## WORK TO BE COMPLETED
Gather all lines with "english" from the records.

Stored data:
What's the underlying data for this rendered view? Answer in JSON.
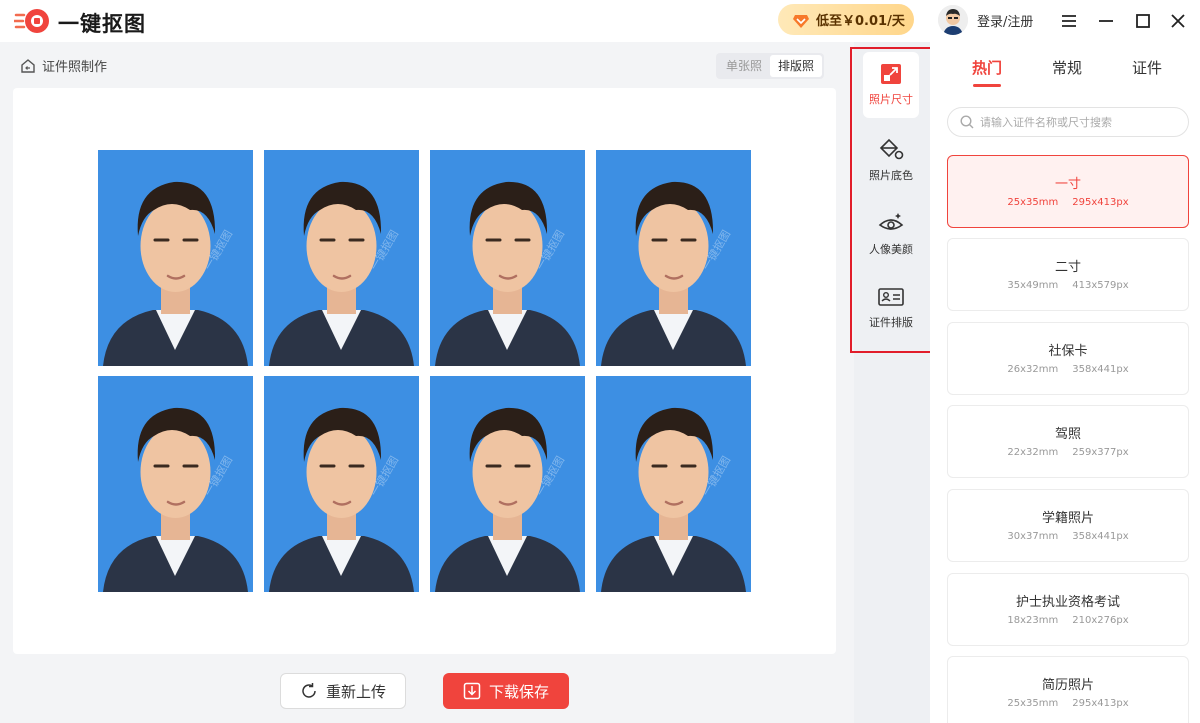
{
  "app": {
    "title": "一键抠图"
  },
  "promo": {
    "text": "低至￥0.01/天"
  },
  "user": {
    "login_label": "登录/注册"
  },
  "workspace": {
    "breadcrumb": "证件照制作",
    "modes": [
      "单张照",
      "排版照"
    ],
    "active_mode": "排版照",
    "photo_grid": {
      "rows": 2,
      "cols": 4,
      "watermark": "一键抠图"
    },
    "reupload_label": "重新上传",
    "download_label": "下载保存"
  },
  "tools": [
    {
      "label": "照片尺寸",
      "icon": "photo-size-icon",
      "active": true
    },
    {
      "label": "照片底色",
      "icon": "paint-bucket-icon",
      "active": false
    },
    {
      "label": "人像美颜",
      "icon": "beauty-eye-icon",
      "active": false
    },
    {
      "label": "证件排版",
      "icon": "id-card-icon",
      "active": false
    }
  ],
  "panel": {
    "tabs": [
      "热门",
      "常规",
      "证件"
    ],
    "active_tab": "热门",
    "search_placeholder": "请输入证件名称或尺寸搜索",
    "sizes": [
      {
        "name": "一寸",
        "mm": "25x35mm",
        "px": "295x413px",
        "selected": true
      },
      {
        "name": "二寸",
        "mm": "35x49mm",
        "px": "413x579px"
      },
      {
        "name": "社保卡",
        "mm": "26x32mm",
        "px": "358x441px"
      },
      {
        "name": "驾照",
        "mm": "22x32mm",
        "px": "259x377px"
      },
      {
        "name": "学籍照片",
        "mm": "30x37mm",
        "px": "358x441px"
      },
      {
        "name": "护士执业资格考试",
        "mm": "18x23mm",
        "px": "210x276px"
      },
      {
        "name": "简历照片",
        "mm": "25x35mm",
        "px": "295x413px"
      }
    ]
  },
  "colors": {
    "accent": "#f0443d",
    "photo_bg": "#3d8fe3",
    "highlight": "#e11d2a"
  }
}
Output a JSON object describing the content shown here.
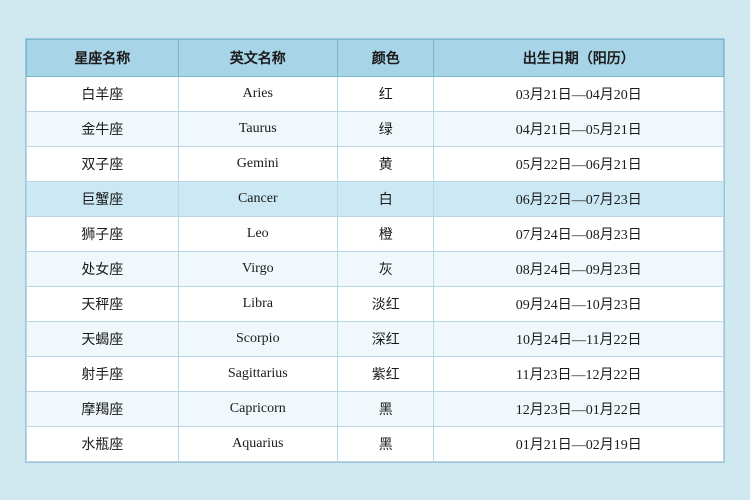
{
  "table": {
    "headers": [
      "星座名称",
      "英文名称",
      "颜色",
      "出生日期（阳历）"
    ],
    "rows": [
      {
        "chinese": "白羊座",
        "english": "Aries",
        "color": "红",
        "dates": "03月21日—04月20日"
      },
      {
        "chinese": "金牛座",
        "english": "Taurus",
        "color": "绿",
        "dates": "04月21日—05月21日"
      },
      {
        "chinese": "双子座",
        "english": "Gemini",
        "color": "黄",
        "dates": "05月22日—06月21日"
      },
      {
        "chinese": "巨蟹座",
        "english": "Cancer",
        "color": "白",
        "dates": "06月22日—07月23日",
        "highlight": true
      },
      {
        "chinese": "狮子座",
        "english": "Leo",
        "color": "橙",
        "dates": "07月24日—08月23日"
      },
      {
        "chinese": "处女座",
        "english": "Virgo",
        "color": "灰",
        "dates": "08月24日—09月23日"
      },
      {
        "chinese": "天秤座",
        "english": "Libra",
        "color": "淡红",
        "dates": "09月24日—10月23日"
      },
      {
        "chinese": "天蝎座",
        "english": "Scorpio",
        "color": "深红",
        "dates": "10月24日—11月22日"
      },
      {
        "chinese": "射手座",
        "english": "Sagittarius",
        "color": "紫红",
        "dates": "11月23日—12月22日"
      },
      {
        "chinese": "摩羯座",
        "english": "Capricorn",
        "color": "黑",
        "dates": "12月23日—01月22日"
      },
      {
        "chinese": "水瓶座",
        "english": "Aquarius",
        "color": "黑",
        "dates": "01月21日—02月19日"
      }
    ]
  }
}
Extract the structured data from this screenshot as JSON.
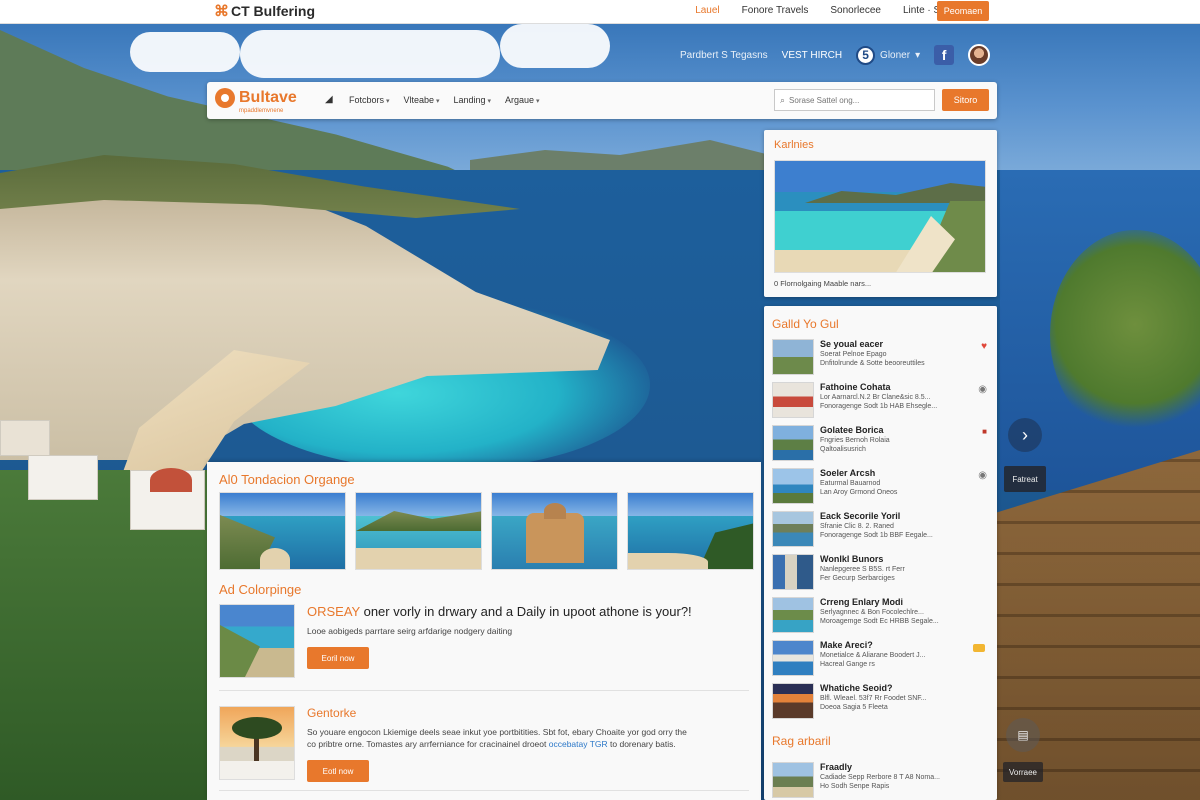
{
  "site": {
    "brand": "CT Bulfering",
    "brand_mark": "⌘",
    "nav": [
      "Lauel",
      "Fonore Travels",
      "Sonorlecee",
      "Linte · Smolaleking"
    ],
    "cta": "Peomaen"
  },
  "overlay": {
    "link1": "Pardbert S Tegasns",
    "link2": "VEST HIRCH",
    "lang_code": "5",
    "lang_label": "Gloner",
    "fb_letter": "f"
  },
  "header": {
    "logo_name": "Bultave",
    "logo_tagline": "mpaddlemvnene",
    "menu_icon": "bullhorn-icon",
    "menu": [
      "Fotcbors",
      "Vlteabe",
      "Landing",
      "Argaue"
    ],
    "search_placeholder": "Sorase Sattel ong...",
    "search_button": "Sitoro"
  },
  "content": {
    "section1_title": "Al0 Tondacion Organge",
    "section2_title": "Ad Colorpinge",
    "feature1": {
      "headline_hl": "ORSEAY",
      "headline_rest": " oner vorly in drwary and a Daily in upoot athone is your?!",
      "desc": "Looe aobigeds parrtare seirg arfdarige nodgery daiting",
      "button": "Eoril now"
    },
    "feature2": {
      "title": "Gentorke",
      "desc_a": "So youare engocon Lkiemige deels seae inkut yoe portbitities. Sbt fot, ebary Choaite yor god orry the",
      "desc_b": "co pribtre orne. Tomastes ary arrferniance for cracinainel droeot ",
      "desc_link": "occebatay TGR",
      "desc_c": " to dorenary batis.",
      "button": "Eotl now"
    }
  },
  "sidebar": {
    "box1_title": "Karlnies",
    "box1_caption": "0 Flornolgaing Maable nars...",
    "box2_title": "Galld Yo Gul",
    "items": [
      {
        "title": "Se youal eacer",
        "l1": "Soerat Pelnoe Epago",
        "l2": "Dnfitolrunde & Sotte beooreuttiles",
        "icon": "heart-icon"
      },
      {
        "title": "Fathoine Cohata",
        "l1": "Lor Aarnarcl.N.2 Br Clane&sic 8.5...",
        "l2": "Fonoragenge Sodt 1b HAB Ehsegle...",
        "icon": "info-icon"
      },
      {
        "title": "Golatee Borica",
        "l1": "Fngries Bernoh Rolaia",
        "l2": "Qaltoalisusrich",
        "icon": "flag-icon"
      },
      {
        "title": "Soeler Arcsh",
        "l1": "Eaturmal Bauarnod",
        "l2": "Lan Aroy Grmond Oneos",
        "icon": "info-icon"
      },
      {
        "title": "Eack Secorile Yoril",
        "l1": "Sfranie Clic 8. 2. Raned",
        "l2": "Fonoragenge Sodt 1b BBF Eegale...",
        "icon": ""
      },
      {
        "title": "Wonlkl Bunors",
        "l1": "Nanlepgeree S B5S. rt Ferr",
        "l2": "Fer Gecurp Serbarciges",
        "icon": ""
      },
      {
        "title": "Crreng Enlary Modi",
        "l1": "Serlyagnnec & Bon Focolechlre...",
        "l2": "Moroagemge Sodt Ec HRBB Segale...",
        "icon": ""
      },
      {
        "title": "Make Areci?",
        "l1": "Monetialce & Aliarane Boodert J...",
        "l2": "Hacreal Gange rs",
        "icon": "tag-icon"
      },
      {
        "title": "Whatiche Seoid?",
        "l1": "Blfl. Wleael. 53f7 Rr Foodet SNF...",
        "l2": "Doeoa Sagia 5 Fleeta",
        "icon": ""
      }
    ],
    "sub_title": "Rag arbaril",
    "sub_items": [
      {
        "title": "Fraadly",
        "l1": "Cadiade Sepp Rerbore 8 T A8 Noma...",
        "l2": "Ho Sodh Senpe Rapis"
      }
    ]
  },
  "controls": {
    "next_glyph": "›",
    "tip_label": "Fatreat",
    "soft_icon": "printer-icon",
    "soft_glyph": "▤",
    "soft_label": "Vorraee"
  },
  "colors": {
    "accent": "#e8782c",
    "link": "#2c78c8"
  }
}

## EXERCISE RESULT
        "english": "Aries",
        "english": "Taurus",
        "english": "Gemini",
        "english": "Cancer",
        "english": "Leo",
        "english": "Virgo",
        "english": "Libra",
        "english": "Scorpio",
        "english": "Sagittarius",
        "english": "Capricorn",
        "english": "Aquarius",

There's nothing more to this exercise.